>> begin
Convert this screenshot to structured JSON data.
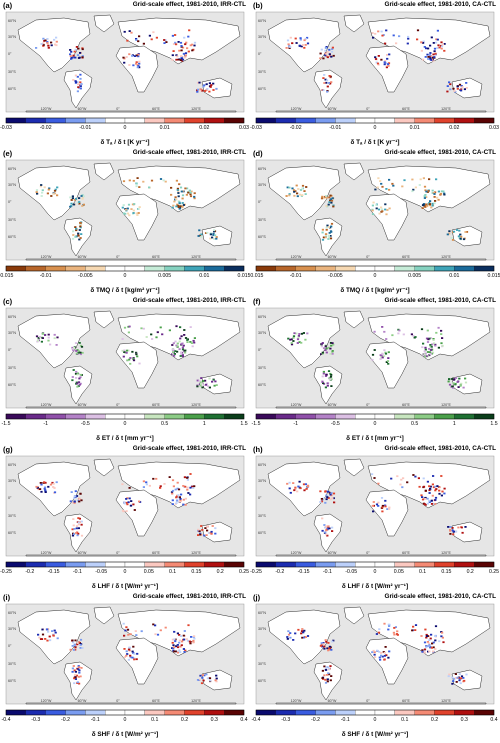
{
  "panels": [
    {
      "label": "(a)",
      "title": "Grid-scale effect, 1981-2010, IRR-CTL",
      "var_label": "δ Tₐ / δ t [K yr⁻¹]",
      "palette": "temp",
      "ticks": [
        "-0.03",
        "-0.02",
        "-0.01",
        "0",
        "0.01",
        "0.02",
        "0.03"
      ],
      "minor_ticks": true
    },
    {
      "label": "(b)",
      "title": "Grid-scale effect, 1981-2010, CA-CTL",
      "var_label": "δ Tₐ / δ t [K yr⁻¹]",
      "palette": "temp",
      "ticks": [
        "-0.03",
        "-0.02",
        "-0.01",
        "0",
        "0.01",
        "0.02",
        "0.03"
      ],
      "minor_ticks": true
    },
    {
      "label": "(e)",
      "title": "Grid-scale effect, 1981-2010, IRR-CTL",
      "var_label": "δ TMQ / δ t [kg/m² yr⁻¹]",
      "palette": "tmq",
      "ticks": [
        "-0.015",
        "-0.01",
        "-0.005",
        "0",
        "0.005",
        "0.01",
        "0.015"
      ],
      "minor_ticks": true
    },
    {
      "label": "(d)",
      "title": "Grid-scale effect, 1981-2010, CA-CTL",
      "var_label": "δ TMQ / δ t [kg/m² yr⁻¹]",
      "palette": "tmq",
      "ticks": [
        "-0.015",
        "-0.01",
        "-0.005",
        "0",
        "0.005",
        "0.01",
        "0.015"
      ],
      "minor_ticks": true
    },
    {
      "label": "(c)",
      "title": "Grid-scale effect, 1981-2010, IRR-CTL",
      "var_label": "δ ET / δ t [mm yr⁻¹]",
      "palette": "et",
      "ticks": [
        "-1.5",
        "-1",
        "-0.5",
        "0",
        "0.5",
        "1",
        "1.5"
      ],
      "minor_ticks": true
    },
    {
      "label": "(f)",
      "title": "Grid-scale effect, 1981-2010, CA-CTL",
      "var_label": "δ ET / δ t [mm yr⁻¹]",
      "palette": "et",
      "ticks": [
        "-1.5",
        "-1",
        "-0.5",
        "0",
        "0.5",
        "1",
        "1.5"
      ],
      "minor_ticks": true
    },
    {
      "label": "(g)",
      "title": "Grid-scale effect, 1981-2010, IRR-CTL",
      "var_label": "δ LHF / δ t [W/m² yr⁻¹]",
      "palette": "flux",
      "ticks": [
        "-0.25",
        "-0.2",
        "-0.15",
        "-0.1",
        "-0.05",
        "0",
        "0.05",
        "0.1",
        "0.15",
        "0.2",
        "0.25"
      ],
      "minor_ticks": false
    },
    {
      "label": "(h)",
      "title": "Grid-scale effect, 1981-2010, CA-CTL",
      "var_label": "δ LHF / δ t [W/m² yr⁻¹]",
      "palette": "flux",
      "ticks": [
        "-0.25",
        "-0.2",
        "-0.15",
        "-0.1",
        "-0.05",
        "0",
        "0.05",
        "0.1",
        "0.15",
        "0.2",
        "0.25"
      ],
      "minor_ticks": false
    },
    {
      "label": "(i)",
      "title": "Grid-scale effect, 1981-2010, IRR-CTL",
      "var_label": "δ SHF / δ t [W/m² yr⁻¹]",
      "palette": "flux",
      "ticks": [
        "-0.4",
        "-0.3",
        "-0.2",
        "-0.1",
        "0",
        "0.1",
        "0.2",
        "0.3",
        "0.4"
      ],
      "minor_ticks": false
    },
    {
      "label": "(j)",
      "title": "Grid-scale effect, 1981-2010, CA-CTL",
      "var_label": "δ SHF / δ t [W/m² yr⁻¹]",
      "palette": "flux",
      "ticks": [
        "-0.4",
        "-0.3",
        "-0.2",
        "-0.1",
        "0",
        "0.1",
        "0.2",
        "0.3",
        "0.4"
      ],
      "minor_ticks": false
    }
  ],
  "map_axis": {
    "lat_labels": [
      "60°N",
      "30°N",
      "0°",
      "30°S",
      "60°S"
    ],
    "lon_labels": [
      "120°W",
      "60°W",
      "0°",
      "60°E",
      "120°E"
    ]
  },
  "palettes": {
    "temp": [
      "#0a0a6e",
      "#1c2cb0",
      "#3a5ce0",
      "#7a9cf0",
      "#bcd0fa",
      "#ffffff",
      "#ffffff",
      "#fbc8c0",
      "#f48a74",
      "#e0422c",
      "#b01010",
      "#5a0404"
    ],
    "tmq": [
      "#8a3a0a",
      "#b8662a",
      "#d8904e",
      "#eab47e",
      "#f6d8b2",
      "#ffffff",
      "#ffffff",
      "#c6ecd8",
      "#86d2c0",
      "#3ea4b8",
      "#1a6a9a",
      "#0a2e5e"
    ],
    "et": [
      "#3a0a5a",
      "#6a2a8a",
      "#9050aa",
      "#b482c8",
      "#dcc0e4",
      "#ffffff",
      "#ffffff",
      "#c8e6c0",
      "#8ccc86",
      "#4aa04a",
      "#1e7032",
      "#0a3e1a"
    ],
    "flux": [
      "#0a0a6e",
      "#1c2cb0",
      "#3a5ce0",
      "#7a9cf0",
      "#bcd0fa",
      "#ffffff",
      "#ffffff",
      "#fbc8c0",
      "#f48a74",
      "#e0422c",
      "#b01010",
      "#5a0404"
    ]
  },
  "colors": {
    "ocean": "#e6e6e6",
    "land_outline": "#2a2a2a",
    "land_fill": "#ffffff"
  }
}
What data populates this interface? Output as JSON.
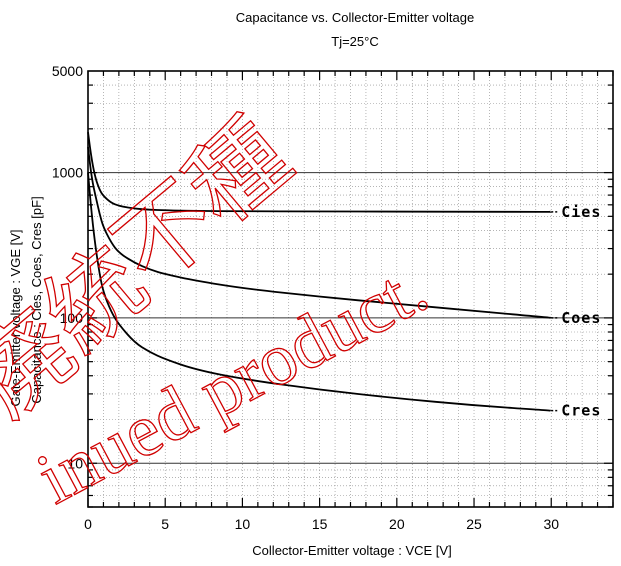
{
  "chart_data": {
    "type": "line",
    "title": "Capacitance  vs.  Collector-Emitter  voltage",
    "subtitle": "Tj=25°C",
    "xlabel": "Collector-Emitter  voltage   :  VCE [V]",
    "ylabel": "Capacitance   :  Cies,  Coes,  Cres  [pF]",
    "ylabel_secondary": "Gate-Emitter  voltage   :  VGE  [V]",
    "x_scale": "linear",
    "y_scale": "log",
    "xlim": [
      0,
      34
    ],
    "ylim": [
      5,
      5000
    ],
    "x_ticks": [
      0,
      5,
      10,
      15,
      20,
      25,
      30
    ],
    "x_tick_labels": [
      "0",
      "5",
      "10",
      "15",
      "20",
      "25",
      "30"
    ],
    "y_ticks": [
      10,
      100,
      1000,
      5000
    ],
    "y_tick_labels": [
      "10",
      "100",
      "1000",
      "5000"
    ],
    "grid": true,
    "series": [
      {
        "name": "Cies",
        "x": [
          0,
          0.25,
          0.5,
          0.75,
          1,
          1.5,
          2,
          3,
          4,
          5,
          7,
          10,
          15,
          20,
          25,
          30
        ],
        "y": [
          1900,
          1200,
          900,
          760,
          690,
          620,
          590,
          565,
          555,
          550,
          545,
          542,
          540,
          539,
          538,
          537
        ]
      },
      {
        "name": "Coes",
        "x": [
          0,
          0.25,
          0.5,
          0.75,
          1,
          1.5,
          2,
          3,
          4,
          5,
          7,
          10,
          15,
          20,
          25,
          30
        ],
        "y": [
          1500,
          900,
          680,
          520,
          420,
          330,
          280,
          240,
          215,
          200,
          180,
          160,
          140,
          125,
          112,
          100
        ]
      },
      {
        "name": "Cres",
        "x": [
          0,
          0.25,
          0.5,
          0.75,
          1,
          1.5,
          2,
          3,
          4,
          5,
          7,
          10,
          15,
          20,
          25,
          30
        ],
        "y": [
          1000,
          500,
          300,
          200,
          150,
          110,
          90,
          68,
          58,
          52,
          44,
          38,
          32,
          28,
          25,
          23
        ]
      }
    ],
    "watermark": {
      "kanji": [
        "廃",
        "統",
        "不",
        "種"
      ],
      "text": "inued product."
    }
  }
}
>> end
Repeat all the records above exactly, leaving out any pictures.

Convert this screenshot to structured JSON data.
{
  "panels": [
    {
      "label": "(a)",
      "title": "Grid-scale effect, 1981-2010, IRR-CTL",
      "var_label": "δ Tₐ / δ t [K yr⁻¹]",
      "palette": "temp",
      "ticks": [
        "-0.03",
        "-0.02",
        "-0.01",
        "0",
        "0.01",
        "0.02",
        "0.03"
      ],
      "minor_ticks": true
    },
    {
      "label": "(b)",
      "title": "Grid-scale effect, 1981-2010, CA-CTL",
      "var_label": "δ Tₐ / δ t [K yr⁻¹]",
      "palette": "temp",
      "ticks": [
        "-0.03",
        "-0.02",
        "-0.01",
        "0",
        "0.01",
        "0.02",
        "0.03"
      ],
      "minor_ticks": true
    },
    {
      "label": "(e)",
      "title": "Grid-scale effect, 1981-2010, IRR-CTL",
      "var_label": "δ TMQ / δ t [kg/m² yr⁻¹]",
      "palette": "tmq",
      "ticks": [
        "-0.015",
        "-0.01",
        "-0.005",
        "0",
        "0.005",
        "0.01",
        "0.015"
      ],
      "minor_ticks": true
    },
    {
      "label": "(d)",
      "title": "Grid-scale effect, 1981-2010, CA-CTL",
      "var_label": "δ TMQ / δ t [kg/m² yr⁻¹]",
      "palette": "tmq",
      "ticks": [
        "-0.015",
        "-0.01",
        "-0.005",
        "0",
        "0.005",
        "0.01",
        "0.015"
      ],
      "minor_ticks": true
    },
    {
      "label": "(c)",
      "title": "Grid-scale effect, 1981-2010, IRR-CTL",
      "var_label": "δ ET / δ t [mm yr⁻¹]",
      "palette": "et",
      "ticks": [
        "-1.5",
        "-1",
        "-0.5",
        "0",
        "0.5",
        "1",
        "1.5"
      ],
      "minor_ticks": true
    },
    {
      "label": "(f)",
      "title": "Grid-scale effect, 1981-2010, CA-CTL",
      "var_label": "δ ET / δ t [mm yr⁻¹]",
      "palette": "et",
      "ticks": [
        "-1.5",
        "-1",
        "-0.5",
        "0",
        "0.5",
        "1",
        "1.5"
      ],
      "minor_ticks": true
    },
    {
      "label": "(g)",
      "title": "Grid-scale effect, 1981-2010, IRR-CTL",
      "var_label": "δ LHF / δ t [W/m² yr⁻¹]",
      "palette": "flux",
      "ticks": [
        "-0.25",
        "-0.2",
        "-0.15",
        "-0.1",
        "-0.05",
        "0",
        "0.05",
        "0.1",
        "0.15",
        "0.2",
        "0.25"
      ],
      "minor_ticks": false
    },
    {
      "label": "(h)",
      "title": "Grid-scale effect, 1981-2010, CA-CTL",
      "var_label": "δ LHF / δ t [W/m² yr⁻¹]",
      "palette": "flux",
      "ticks": [
        "-0.25",
        "-0.2",
        "-0.15",
        "-0.1",
        "-0.05",
        "0",
        "0.05",
        "0.1",
        "0.15",
        "0.2",
        "0.25"
      ],
      "minor_ticks": false
    },
    {
      "label": "(i)",
      "title": "Grid-scale effect, 1981-2010, IRR-CTL",
      "var_label": "δ SHF / δ t [W/m² yr⁻¹]",
      "palette": "flux",
      "ticks": [
        "-0.4",
        "-0.3",
        "-0.2",
        "-0.1",
        "0",
        "0.1",
        "0.2",
        "0.3",
        "0.4"
      ],
      "minor_ticks": false
    },
    {
      "label": "(j)",
      "title": "Grid-scale effect, 1981-2010, CA-CTL",
      "var_label": "δ SHF / δ t [W/m² yr⁻¹]",
      "palette": "flux",
      "ticks": [
        "-0.4",
        "-0.3",
        "-0.2",
        "-0.1",
        "0",
        "0.1",
        "0.2",
        "0.3",
        "0.4"
      ],
      "minor_ticks": false
    }
  ],
  "map_axis": {
    "lat_labels": [
      "60°N",
      "30°N",
      "0°",
      "30°S",
      "60°S"
    ],
    "lon_labels": [
      "120°W",
      "60°W",
      "0°",
      "60°E",
      "120°E"
    ]
  },
  "palettes": {
    "temp": [
      "#0a0a6e",
      "#1c2cb0",
      "#3a5ce0",
      "#7a9cf0",
      "#bcd0fa",
      "#ffffff",
      "#ffffff",
      "#fbc8c0",
      "#f48a74",
      "#e0422c",
      "#b01010",
      "#5a0404"
    ],
    "tmq": [
      "#8a3a0a",
      "#b8662a",
      "#d8904e",
      "#eab47e",
      "#f6d8b2",
      "#ffffff",
      "#ffffff",
      "#c6ecd8",
      "#86d2c0",
      "#3ea4b8",
      "#1a6a9a",
      "#0a2e5e"
    ],
    "et": [
      "#3a0a5a",
      "#6a2a8a",
      "#9050aa",
      "#b482c8",
      "#dcc0e4",
      "#ffffff",
      "#ffffff",
      "#c8e6c0",
      "#8ccc86",
      "#4aa04a",
      "#1e7032",
      "#0a3e1a"
    ],
    "flux": [
      "#0a0a6e",
      "#1c2cb0",
      "#3a5ce0",
      "#7a9cf0",
      "#bcd0fa",
      "#ffffff",
      "#ffffff",
      "#fbc8c0",
      "#f48a74",
      "#e0422c",
      "#b01010",
      "#5a0404"
    ]
  },
  "colors": {
    "ocean": "#e6e6e6",
    "land_outline": "#2a2a2a",
    "land_fill": "#ffffff"
  }
}
What data populates this interface? Output as JSON.
{
  "chart_data": {
    "type": "line",
    "title": "Capacitance  vs.  Collector-Emitter  voltage",
    "subtitle": "Tj=25°C",
    "xlabel": "Collector-Emitter  voltage   :  VCE [V]",
    "ylabel": "Capacitance   :  Cies,  Coes,  Cres  [pF]",
    "ylabel_secondary": "Gate-Emitter  voltage   :  VGE  [V]",
    "x_scale": "linear",
    "y_scale": "log",
    "xlim": [
      0,
      34
    ],
    "ylim": [
      5,
      5000
    ],
    "x_ticks": [
      0,
      5,
      10,
      15,
      20,
      25,
      30
    ],
    "x_tick_labels": [
      "0",
      "5",
      "10",
      "15",
      "20",
      "25",
      "30"
    ],
    "y_ticks": [
      10,
      100,
      1000,
      5000
    ],
    "y_tick_labels": [
      "10",
      "100",
      "1000",
      "5000"
    ],
    "grid": true,
    "series": [
      {
        "name": "Cies",
        "x": [
          0,
          0.25,
          0.5,
          0.75,
          1,
          1.5,
          2,
          3,
          4,
          5,
          7,
          10,
          15,
          20,
          25,
          30
        ],
        "y": [
          1900,
          1200,
          900,
          760,
          690,
          620,
          590,
          565,
          555,
          550,
          545,
          542,
          540,
          539,
          538,
          537
        ]
      },
      {
        "name": "Coes",
        "x": [
          0,
          0.25,
          0.5,
          0.75,
          1,
          1.5,
          2,
          3,
          4,
          5,
          7,
          10,
          15,
          20,
          25,
          30
        ],
        "y": [
          1500,
          900,
          680,
          520,
          420,
          330,
          280,
          240,
          215,
          200,
          180,
          160,
          140,
          125,
          112,
          100
        ]
      },
      {
        "name": "Cres",
        "x": [
          0,
          0.25,
          0.5,
          0.75,
          1,
          1.5,
          2,
          3,
          4,
          5,
          7,
          10,
          15,
          20,
          25,
          30
        ],
        "y": [
          1000,
          500,
          300,
          200,
          150,
          110,
          90,
          68,
          58,
          52,
          44,
          38,
          32,
          28,
          25,
          23
        ]
      }
    ],
    "watermark": {
      "kanji": [
        "廃",
        "統",
        "不",
        "種"
      ],
      "text": "inued product."
    }
  }
}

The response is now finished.